§ Brief
Omit any picture, and return the remaining data exactly as written.

§ Source material
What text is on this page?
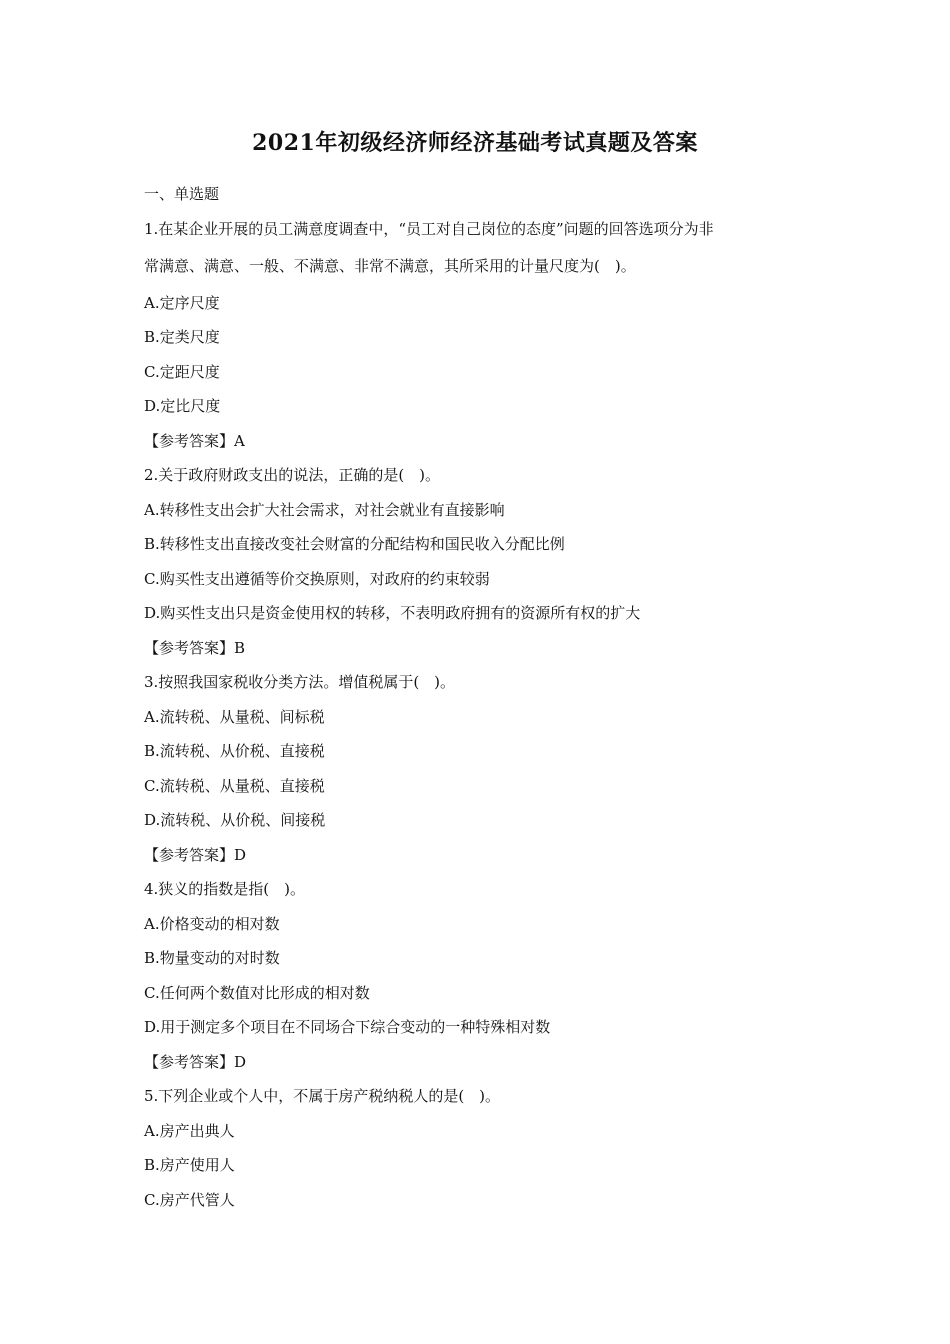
2021年初级经济师经济基础考试真题及答案
一、单选题
1.在某企业开展的员工满意度调查中，“员工对自己岗位的态度”问题的回答选项分为非
常满意、满意、一般、不满意、非常不满意，其所采用的计量尺度为(　)。
A.定序尺度
B.定类尺度
C.定距尺度
D.定比尺度
【参考答案】A
2.关于政府财政支出的说法，正确的是(　)。
A.转移性支出会扩大社会需求，对社会就业有直接影响
B.转移性支出直接改变社会财富的分配结构和国民收入分配比例
C.购买性支出遵循等价交换原则，对政府的约束较弱
D.购买性支出只是资金使用权的转移，不表明政府拥有的资源所有权的扩大
【参考答案】B
3.按照我国家税收分类方法。增值税属于(　)。
A.流转税、从量税、间标税
B.流转税、从价税、直接税
C.流转税、从量税、直接税
D.流转税、从价税、间接税
【参考答案】D
4.狭义的指数是指(　)。
A.价格变动的相对数
B.物量变动的对时数
C.任何两个数值对比形成的相对数
D.用于测定多个项目在不同场合下综合变动的一种特殊相对数
【参考答案】D
5.下列企业或个人中，不属于房产税纳税人的是(　)。
A.房产出典人
B.房产使用人
C.房产代管人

§ Expected answer
What text is on this page?
2021年初级经济师经济基础考试真题及答案
一、单选题
1.在某企业开展的员工满意度调查中，“员工对自己岗位的态度”问题的回答选项分为非
常满意、满意、一般、不满意、非常不满意，其所采用的计量尺度为(　)。
A.定序尺度
B.定类尺度
C.定距尺度
D.定比尺度
【参考答案】A
2.关于政府财政支出的说法，正确的是(　)。
A.转移性支出会扩大社会需求，对社会就业有直接影响
B.转移性支出直接改变社会财富的分配结构和国民收入分配比例
C.购买性支出遵循等价交换原则，对政府的约束较弱
D.购买性支出只是资金使用权的转移，不表明政府拥有的资源所有权的扩大
【参考答案】B
3.按照我国家税收分类方法。增值税属于(　)。
A.流转税、从量税、间标税
B.流转税、从价税、直接税
C.流转税、从量税、直接税
D.流转税、从价税、间接税
【参考答案】D
4.狭义的指数是指(　)。
A.价格变动的相对数
B.物量变动的对时数
C.任何两个数值对比形成的相对数
D.用于测定多个项目在不同场合下综合变动的一种特殊相对数
【参考答案】D
5.下列企业或个人中，不属于房产税纳税人的是(　)。
A.房产出典人
B.房产使用人
C.房产代管人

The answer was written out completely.